— START OF ENTRIES SUPPLIED —

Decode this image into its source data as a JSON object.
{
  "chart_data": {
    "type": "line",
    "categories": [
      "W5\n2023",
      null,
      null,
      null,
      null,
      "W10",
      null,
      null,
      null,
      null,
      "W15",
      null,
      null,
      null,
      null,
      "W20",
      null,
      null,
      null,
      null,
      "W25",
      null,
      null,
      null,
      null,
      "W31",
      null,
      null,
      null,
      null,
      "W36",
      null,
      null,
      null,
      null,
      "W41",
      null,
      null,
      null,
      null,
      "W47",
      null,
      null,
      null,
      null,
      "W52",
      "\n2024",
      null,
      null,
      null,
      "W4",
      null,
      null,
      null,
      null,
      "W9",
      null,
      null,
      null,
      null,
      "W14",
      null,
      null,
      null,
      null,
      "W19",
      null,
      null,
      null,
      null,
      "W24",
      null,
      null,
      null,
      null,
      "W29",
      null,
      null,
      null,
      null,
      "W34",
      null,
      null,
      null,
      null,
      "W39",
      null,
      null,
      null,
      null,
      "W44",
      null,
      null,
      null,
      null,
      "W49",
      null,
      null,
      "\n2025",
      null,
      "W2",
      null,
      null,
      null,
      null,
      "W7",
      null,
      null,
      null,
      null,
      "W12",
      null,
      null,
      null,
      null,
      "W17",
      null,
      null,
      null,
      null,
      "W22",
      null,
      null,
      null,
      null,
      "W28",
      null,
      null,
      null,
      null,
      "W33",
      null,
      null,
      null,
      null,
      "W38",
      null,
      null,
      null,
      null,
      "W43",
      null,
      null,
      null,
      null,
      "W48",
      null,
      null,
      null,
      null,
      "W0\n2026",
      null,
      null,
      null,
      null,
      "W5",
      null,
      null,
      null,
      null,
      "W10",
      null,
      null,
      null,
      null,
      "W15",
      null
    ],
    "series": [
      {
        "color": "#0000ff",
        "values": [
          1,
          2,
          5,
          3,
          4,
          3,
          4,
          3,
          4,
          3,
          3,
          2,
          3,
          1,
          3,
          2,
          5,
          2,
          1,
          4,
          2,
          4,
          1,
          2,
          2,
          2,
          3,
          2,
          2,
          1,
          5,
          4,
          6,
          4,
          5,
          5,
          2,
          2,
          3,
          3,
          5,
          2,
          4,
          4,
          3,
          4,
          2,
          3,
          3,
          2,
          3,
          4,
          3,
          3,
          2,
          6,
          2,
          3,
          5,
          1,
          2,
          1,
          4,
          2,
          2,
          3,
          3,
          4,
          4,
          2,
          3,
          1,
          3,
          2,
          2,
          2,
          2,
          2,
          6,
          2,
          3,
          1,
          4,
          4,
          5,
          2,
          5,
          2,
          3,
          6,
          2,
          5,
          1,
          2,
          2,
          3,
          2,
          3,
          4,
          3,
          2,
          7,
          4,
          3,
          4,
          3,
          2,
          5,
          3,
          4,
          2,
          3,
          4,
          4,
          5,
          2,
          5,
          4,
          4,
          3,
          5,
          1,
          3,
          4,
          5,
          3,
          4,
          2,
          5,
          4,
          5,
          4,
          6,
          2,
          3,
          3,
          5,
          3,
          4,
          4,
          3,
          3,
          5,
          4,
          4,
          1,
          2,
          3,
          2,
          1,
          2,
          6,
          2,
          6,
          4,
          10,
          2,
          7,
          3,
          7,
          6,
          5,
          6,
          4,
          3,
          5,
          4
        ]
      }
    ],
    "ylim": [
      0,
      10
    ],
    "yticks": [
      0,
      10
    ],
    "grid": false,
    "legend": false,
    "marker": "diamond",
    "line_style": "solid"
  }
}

— END OF ENTRIES SUPPLIED —

• [WHAT YOU SHOULD DO] Faithfully reproduce all of the records, character for character.

• [RESULT OF THIS TASK]
Decode this image into its source data as a JSON object.
{
  "chart_data": {
    "type": "line",
    "categories": [
      "W5\n2023",
      null,
      null,
      null,
      null,
      "W10",
      null,
      null,
      null,
      null,
      "W15",
      null,
      null,
      null,
      null,
      "W20",
      null,
      null,
      null,
      null,
      "W25",
      null,
      null,
      null,
      null,
      "W31",
      null,
      null,
      null,
      null,
      "W36",
      null,
      null,
      null,
      null,
      "W41",
      null,
      null,
      null,
      null,
      "W47",
      null,
      null,
      null,
      null,
      "W52",
      "\n2024",
      null,
      null,
      null,
      "W4",
      null,
      null,
      null,
      null,
      "W9",
      null,
      null,
      null,
      null,
      "W14",
      null,
      null,
      null,
      null,
      "W19",
      null,
      null,
      null,
      null,
      "W24",
      null,
      null,
      null,
      null,
      "W29",
      null,
      null,
      null,
      null,
      "W34",
      null,
      null,
      null,
      null,
      "W39",
      null,
      null,
      null,
      null,
      "W44",
      null,
      null,
      null,
      null,
      "W49",
      null,
      null,
      "\n2025",
      null,
      "W2",
      null,
      null,
      null,
      null,
      "W7",
      null,
      null,
      null,
      null,
      "W12",
      null,
      null,
      null,
      null,
      "W17",
      null,
      null,
      null,
      null,
      "W22",
      null,
      null,
      null,
      null,
      "W28",
      null,
      null,
      null,
      null,
      "W33",
      null,
      null,
      null,
      null,
      "W38",
      null,
      null,
      null,
      null,
      "W43",
      null,
      null,
      null,
      null,
      "W48",
      null,
      null,
      null,
      null,
      "W0\n2026",
      null,
      null,
      null,
      null,
      "W5",
      null,
      null,
      null,
      null,
      "W10",
      null,
      null,
      null,
      null,
      "W15",
      null
    ],
    "series": [
      {
        "color": "#0000ff",
        "values": [
          1,
          2,
          5,
          3,
          4,
          3,
          4,
          3,
          4,
          3,
          3,
          2,
          3,
          1,
          3,
          2,
          5,
          2,
          1,
          4,
          2,
          4,
          1,
          2,
          2,
          2,
          3,
          2,
          2,
          1,
          5,
          4,
          6,
          4,
          5,
          5,
          2,
          2,
          3,
          3,
          5,
          2,
          4,
          4,
          3,
          4,
          2,
          3,
          3,
          2,
          3,
          4,
          3,
          3,
          2,
          6,
          2,
          3,
          5,
          1,
          2,
          1,
          4,
          2,
          2,
          3,
          3,
          4,
          4,
          2,
          3,
          1,
          3,
          2,
          2,
          2,
          2,
          2,
          6,
          2,
          3,
          1,
          4,
          4,
          5,
          2,
          5,
          2,
          3,
          6,
          2,
          5,
          1,
          2,
          2,
          3,
          2,
          3,
          4,
          3,
          2,
          7,
          4,
          3,
          4,
          3,
          2,
          5,
          3,
          4,
          2,
          3,
          4,
          4,
          5,
          2,
          5,
          4,
          4,
          3,
          5,
          1,
          3,
          4,
          5,
          3,
          4,
          2,
          5,
          4,
          5,
          4,
          6,
          2,
          3,
          3,
          5,
          3,
          4,
          4,
          3,
          3,
          5,
          4,
          4,
          1,
          2,
          3,
          2,
          1,
          2,
          6,
          2,
          6,
          4,
          10,
          2,
          7,
          3,
          7,
          6,
          5,
          6,
          4,
          3,
          5,
          4
        ]
      }
    ],
    "ylim": [
      0,
      10
    ],
    "yticks": [
      0,
      10
    ],
    "grid": false,
    "legend": false,
    "marker": "diamond",
    "line_style": "solid"
  }
}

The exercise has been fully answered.